Report every line below that holds the word "industries".
::::::::::
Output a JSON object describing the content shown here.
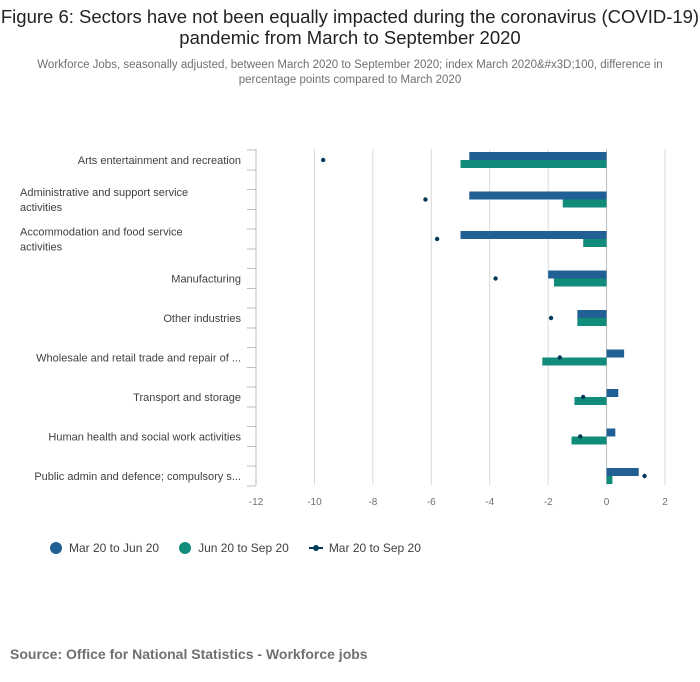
{
  "header": {
    "title": "Figure 6: Sectors have not been equally impacted during the coronavirus (COVID-19) pandemic from March to September 2020",
    "subtitle": "Workforce Jobs, seasonally adjusted, between March 2020 to September 2020; index March 2020&#x3D;100, difference in percentage points compared to March 2020"
  },
  "colors": {
    "series1": "#206095",
    "series2": "#118C7B",
    "series3": "#003C57",
    "grid": "#d9d9d9",
    "axis": "#bebebe"
  },
  "chart_data": {
    "type": "bar",
    "orientation": "horizontal",
    "title": "Figure 6: Sectors have not been equally impacted during the coronavirus (COVID-19) pandemic from March to September 2020",
    "xlabel": "",
    "ylabel": "",
    "xlim": [
      -12,
      2
    ],
    "ticks": [
      -12,
      -10,
      -8,
      -6,
      -4,
      -2,
      0,
      2
    ],
    "tick_labels": [
      "-12",
      "-10",
      "-8",
      "-6",
      "-4",
      "-2",
      "0",
      "2"
    ],
    "grid": true,
    "legend_position": "bottom-left",
    "categories": [
      "Arts entertainment and recreation",
      "Administrative and support service activities",
      "Accommodation and food service activities",
      "Manufacturing",
      "Other industries",
      "Wholesale and retail trade and repair of ...",
      "Transport and storage",
      "Human health and social work activities",
      "Public admin and defence; compulsory s..."
    ],
    "category_lines": [
      [
        "Arts entertainment and recreation"
      ],
      [
        "Administrative and support service",
        "activities"
      ],
      [
        "Accommodation and food service",
        "activities"
      ],
      [
        "Manufacturing"
      ],
      [
        "Other industries"
      ],
      [
        "Wholesale and retail trade and repair of ..."
      ],
      [
        "Transport and storage"
      ],
      [
        "Human health and social work activities"
      ],
      [
        "Public admin and defence; compulsory s..."
      ]
    ],
    "series": [
      {
        "name": "Mar 20 to Jun 20",
        "kind": "bar",
        "values": [
          -4.7,
          -4.7,
          -5.0,
          -2.0,
          -1.0,
          0.6,
          0.4,
          0.3,
          1.1
        ]
      },
      {
        "name": "Jun 20 to Sep 20",
        "kind": "bar",
        "values": [
          -5.0,
          -1.5,
          -0.8,
          -1.8,
          -1.0,
          -2.2,
          -1.1,
          -1.2,
          0.2
        ]
      },
      {
        "name": "Mar 20 to Sep 20",
        "kind": "point",
        "values": [
          -9.7,
          -6.2,
          -5.8,
          -3.8,
          -1.9,
          -1.6,
          -0.8,
          -0.9,
          1.3
        ]
      }
    ]
  },
  "source": {
    "text": "Source: Office for National Statistics - Workforce jobs"
  }
}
::::::::::
__ANSWER BOX__
      "Other industries",
        "Other industries"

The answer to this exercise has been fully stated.